▸ **Given problem**: Report how many lines contain "prácticos", with no other words.

** BEGIN Raw data **

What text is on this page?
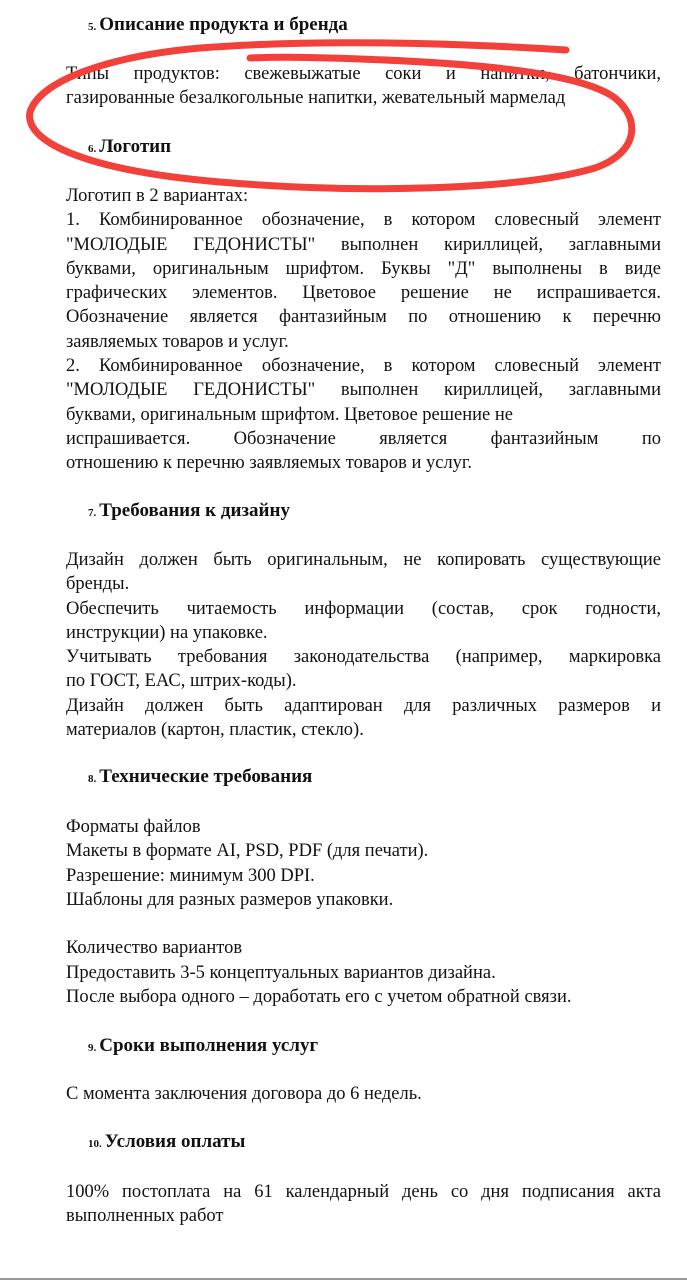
5. Описание продукта и бренда
Типы продуктов: свежевыжатые соки и напитки, батончики,
газированные безалкогольные напитки, жевательный мармелад
6. Логотип
Логотип в 2 вариантах:
1. Комбинированное обозначение, в котором словесный элемент
"МОЛОДЫЕ ГЕДОНИСТЫ" выполнен кириллицей, заглавными
буквами, оригинальным шрифтом. Буквы "Д" выполнены в виде
графических элементов. Цветовое решение не испрашивается.
Обозначение является фантазийным по отношению к перечню
заявляемых товаров и услуг.
2. Комбинированное обозначение, в котором словесный элемент
"МОЛОДЫЕ ГЕДОНИСТЫ" выполнен кириллицей, заглавными
буквами, оригинальным шрифтом. Цветовое решение не
испрашивается. Обозначение является фантазийным по
отношению к перечню заявляемых товаров и услуг.
7. Требования к дизайну
Дизайн должен быть оригинальным, не копировать существующие
бренды.
Обеспечить читаемость информации (состав, срок годности,
инструкции) на упаковке.
Учитывать требования законодательства (например, маркировка
по ГОСТ, ЕАС, штрих-коды).
Дизайн должен быть адаптирован для различных размеров и
материалов (картон, пластик, стекло).
8. Технические требования
Форматы файлов
Макеты в формате AI, PSD, PDF (для печати).
Разрешение: минимум 300 DPI.
Шаблоны для разных размеров упаковки.
Количество вариантов
Предоставить 3-5 концептуальных вариантов дизайна.
После выбора одного – доработать его с учетом обратной связи.
9. Сроки выполнения услуг
С момента заключения договора до 6 недель.
10. Условия оплаты
100% постоплата на 61 календарный день со дня подписания акта
выполненных работ
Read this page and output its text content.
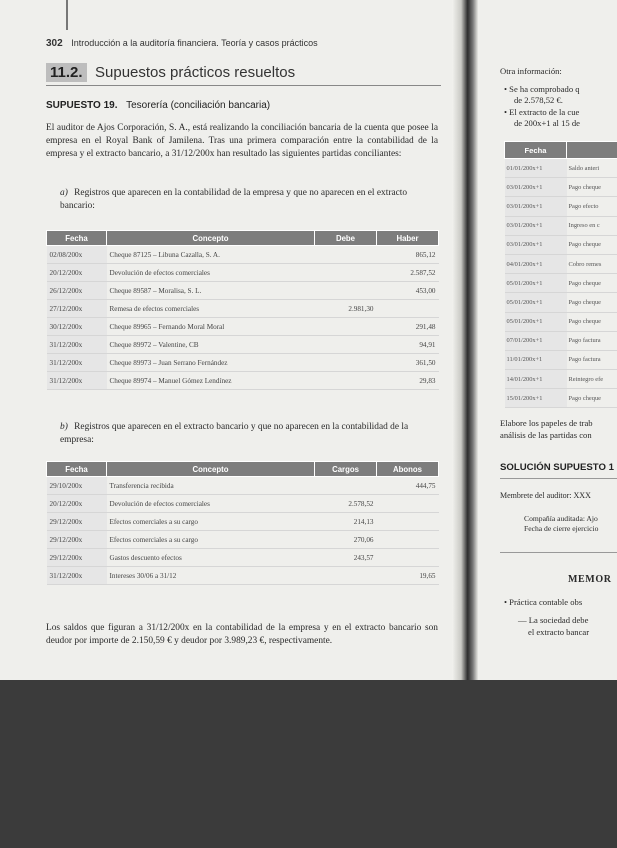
302 Introducción a la auditoría financiera. Teoría y casos prácticos
11.2. Supuestos prácticos resueltos
SUPUESTO 19. Tesorería (conciliación bancaria)
El auditor de Ajos Corporación, S. A., está realizando la conciliación bancaria de la cuenta que posee la empresa en el Royal Bank of Jamilena. Tras una primera comparación entre la contabilidad de la empresa y el extracto bancario, a 31/12/200x han resultado las siguientes partidas conciliantes:
a) Registros que aparecen en la contabilidad de la empresa y que no aparecen en el extracto bancario:
Fecha	Concepto	Debe	Haber
02/08/200x	Cheque 87125 – Libuna Cazalla, S. A.		865,12
20/12/200x	Devolución de efectos comerciales		2.587,52
26/12/200x	Cheque 89587 – Moralisa, S. L.		453,00
27/12/200x	Remesa de efectos comerciales	2.981,30	
30/12/200x	Cheque 89965 – Fernando Moral Moral		291,48
31/12/200x	Cheque 89972 – Valentine, CB		94,91
31/12/200x	Cheque 89973 – Juan Serrano Fernández		361,50
31/12/200x	Cheque 89974 – Manuel Gómez Lendínez		29,83
b) Registros que aparecen en el extracto bancario y que no aparecen en la contabilidad de la empresa:
Fecha	Concepto	Cargos	Abonos
29/10/200x	Transferencia recibida		444,75
20/12/200x	Devolución de efectos comerciales	2.578,52	
29/12/200x	Efectos comerciales a su cargo	214,13	
29/12/200x	Efectos comerciales a su cargo	270,06	
29/12/200x	Gastos descuento efectos	243,57	
31/12/200x	Intereses 30/06 a 31/12		19,65
Los saldos que figuran a 31/12/200x en la contabilidad de la empresa y en el extracto bancario son deudor por importe de 2.150,59 € y deudor por 3.989,23 €, respectivamente.
Otra información:
• Se ha comprobado q
de 2.578,52 €.
• El extracto de la cue
de 200x+1 al 15 de
Fecha	
01/01/200x+1	Saldo anteri
03/01/200x+1	Pago cheque
03/01/200x+1	Pago efecto
03/01/200x+1	Ingreso en c
03/01/200x+1	Pago cheque
04/01/200x+1	Cobro remes
05/01/200x+1	Pago cheque
05/01/200x+1	Pago cheque
05/01/200x+1	Pago cheque
07/01/200x+1	Pago factura
11/01/200x+1	Pago factura
14/01/200x+1	Reintegro efe
15/01/200x+1	Pago cheque
Elabore los papeles de trab
análisis de las partidas con
SOLUCIÓN SUPUESTO 1
Membrete del auditor: XXX
Compañía auditada: Ajo
Fecha de cierre ejercicio
MEMOR
• Práctica contable obs
— La sociedad debe
el extracto bancar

** END Raw data **

▸ **Full answer**: 2